◆ TASK 1
For the M-3 checklist abstract, decide whether each statement agrees with the text, answering yes or no and quoting the words that settle it: (a) the study drew on 647 participants aged 18 or older; (b) the M-3 is filled out by the clinician rather than the patient; (c) the Mini International Neuropsychiatric Interview served as the diagnostic standard.
◆ TASK 2
Please carry on the M-3 checklist abstract from the point where it ends.

◆ DOCUMENT EXTRACT
+-------+

NCDEU Poster Session 2009

Psychometric Properties and Feasibility of the M-3 Checklist: A Brief, Self-Rated Screen for Depressive, Bipolar, Anxiety, and Posttraumatic Stress Disorders in Primary Care

Bradley N. Gaynes, MD, MPH; Joanne DeVeaugh-Geiss, LPA; Hongbin Gu, PhD; Sam Weir, MD; and David Rubinow, MD
The University of North Carolina, Chapel Hill

This poster presentation was supported by M-3 Information.

Background: Mood and anxiety are the two most common psychiatric disorders seen in primary care, yet they remain under-detected and under-treated. Screening tools can improve identification, but available instruments are limited by the number of disorders assessed.

Objective: To assess the feasibility and diagnostic validity of the M-3 checklist, a new one-page, patient-rated, 27-item tool developed to screen for multiple psychiatric disorders in primary care.

Design, Setting, and Participants: A sample of 647 consecutive participants 18 years and older who were seeking primary care at an academic family medicine clinic between July 2007 and February 2008. A two-step scoring procedure was utilized to make screening more efficient.

Main Outcome Measure(s): Sensitivity and specificity of the M-3 for major depression; bipolar disorder; anxiety disorders; and post-traumatic stress disorder (PTSD). Using a split sample technique, analysis proceeded from determination of optimal screening thresholds to assessment of the psychometric properties of the self-report instrument using the determined thresholds and the Mini International Neuropsychiatric Interview as the diagnostic standard. Feasibility was assessed with patient and physician exit questionnaires.

+-------+

◆ DATASET EXTRACT

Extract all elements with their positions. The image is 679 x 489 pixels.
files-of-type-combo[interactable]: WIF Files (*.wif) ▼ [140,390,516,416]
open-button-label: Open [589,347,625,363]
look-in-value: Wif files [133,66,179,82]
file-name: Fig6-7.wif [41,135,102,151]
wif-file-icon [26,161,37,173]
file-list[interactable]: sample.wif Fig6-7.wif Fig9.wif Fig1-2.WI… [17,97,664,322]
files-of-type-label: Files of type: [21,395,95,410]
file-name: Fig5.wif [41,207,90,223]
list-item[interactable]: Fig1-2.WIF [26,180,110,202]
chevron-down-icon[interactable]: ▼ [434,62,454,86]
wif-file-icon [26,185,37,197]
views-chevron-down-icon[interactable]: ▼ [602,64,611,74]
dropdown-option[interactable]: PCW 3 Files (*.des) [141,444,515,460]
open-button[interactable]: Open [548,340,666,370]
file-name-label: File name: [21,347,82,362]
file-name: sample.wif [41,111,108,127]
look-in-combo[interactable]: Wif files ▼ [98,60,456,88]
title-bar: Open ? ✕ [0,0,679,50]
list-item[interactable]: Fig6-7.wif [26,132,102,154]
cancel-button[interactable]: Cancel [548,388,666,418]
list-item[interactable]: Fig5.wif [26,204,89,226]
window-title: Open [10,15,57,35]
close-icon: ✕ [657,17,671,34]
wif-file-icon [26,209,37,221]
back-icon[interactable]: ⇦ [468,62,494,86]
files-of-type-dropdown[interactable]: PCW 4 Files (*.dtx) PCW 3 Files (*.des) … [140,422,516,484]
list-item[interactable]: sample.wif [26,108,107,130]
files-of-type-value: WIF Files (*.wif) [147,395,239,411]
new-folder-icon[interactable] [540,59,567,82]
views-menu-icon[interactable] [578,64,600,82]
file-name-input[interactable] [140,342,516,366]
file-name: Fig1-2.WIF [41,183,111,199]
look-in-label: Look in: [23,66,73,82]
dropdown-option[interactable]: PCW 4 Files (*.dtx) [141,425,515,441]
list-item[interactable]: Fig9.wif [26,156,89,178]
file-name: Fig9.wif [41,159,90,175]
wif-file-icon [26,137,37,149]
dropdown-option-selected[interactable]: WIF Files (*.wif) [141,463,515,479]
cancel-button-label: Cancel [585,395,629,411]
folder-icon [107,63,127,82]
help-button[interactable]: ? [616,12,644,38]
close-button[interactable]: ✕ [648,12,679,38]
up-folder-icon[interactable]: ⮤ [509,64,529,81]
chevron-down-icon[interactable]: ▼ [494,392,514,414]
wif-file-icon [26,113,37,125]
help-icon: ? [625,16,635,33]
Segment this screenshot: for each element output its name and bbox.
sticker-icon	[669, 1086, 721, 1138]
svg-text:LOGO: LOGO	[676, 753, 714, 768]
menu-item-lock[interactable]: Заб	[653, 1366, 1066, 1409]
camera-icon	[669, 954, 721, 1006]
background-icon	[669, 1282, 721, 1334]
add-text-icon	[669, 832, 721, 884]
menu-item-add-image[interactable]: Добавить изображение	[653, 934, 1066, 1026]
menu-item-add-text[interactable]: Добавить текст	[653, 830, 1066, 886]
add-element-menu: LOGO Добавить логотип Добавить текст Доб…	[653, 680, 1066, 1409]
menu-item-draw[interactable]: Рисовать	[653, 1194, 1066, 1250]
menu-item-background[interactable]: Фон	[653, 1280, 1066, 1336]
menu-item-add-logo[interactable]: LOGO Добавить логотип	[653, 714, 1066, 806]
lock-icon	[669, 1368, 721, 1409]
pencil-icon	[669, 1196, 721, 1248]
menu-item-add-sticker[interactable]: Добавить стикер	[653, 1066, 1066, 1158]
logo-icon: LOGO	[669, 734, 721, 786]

+-------+

◆ EXERCISE ANSWER 1
(a) Yes: "A sample of 647 consecutive participants 18 years and older"
(b) No: "a new one-page, patient-rated, 27-item tool"
(c) Yes: "the Mini International Neuropsychiatric Interview as the diagnostic standard"

◆ EXERCISE ANSWER 2
Results: The depression module had a sensitivity of 84% and a specificity of 80%. The bipolar module had a sensitivity 88%, and a specificity of 70%. The anxiety module had a sensitivity of 82% and a specificity of 78%, while the PTSD module had a sensitivity of 88% and a specificity of 76%. As a screen for any disorder, sensitivity was 83% and specificity was 76%. The M-3 took patients less than five minutes to complete in the waiting room, and less than 1% reported not having time to complete it. 83% of clinicians reviewed the checklist in 30 seconds, and 80% thought it was helpful in reviewing subjects’ emotional health.

Conclusions: The M-3 is a valid, efficient, and feasible tool for screening multiple common psychiatric illnesses, including bipolar disorder and PTSD, in primary care. Its diagnostic accuracy equals that of presently used single disorder screens but with the additional benefit of being combined into a one-page tool. The M-3 potentially can reduce missed psychiatric diagnoses and facilitate proper treatment of identified cases.

References
Kroenke K, Spitzer RL, Williams JB. The PHQ-9: validity of a brief depression severity measure. J Gen Intern Med. 2001;16(9):606–613.

Spitzer RL, Kroenke K, Williams JB, et al. A brief measure for assessing generalized anxiety disorder: the GAD-7. Arch Intern Med. 2006;166(10):1092–1097.

Hirschfeld RM, Cass AR, Holt DC, et al. Screening for bipolar disorder in patients treated for depression in a family medicine clinic. J Am Board Fam Pract. 2005;18(4):233–239.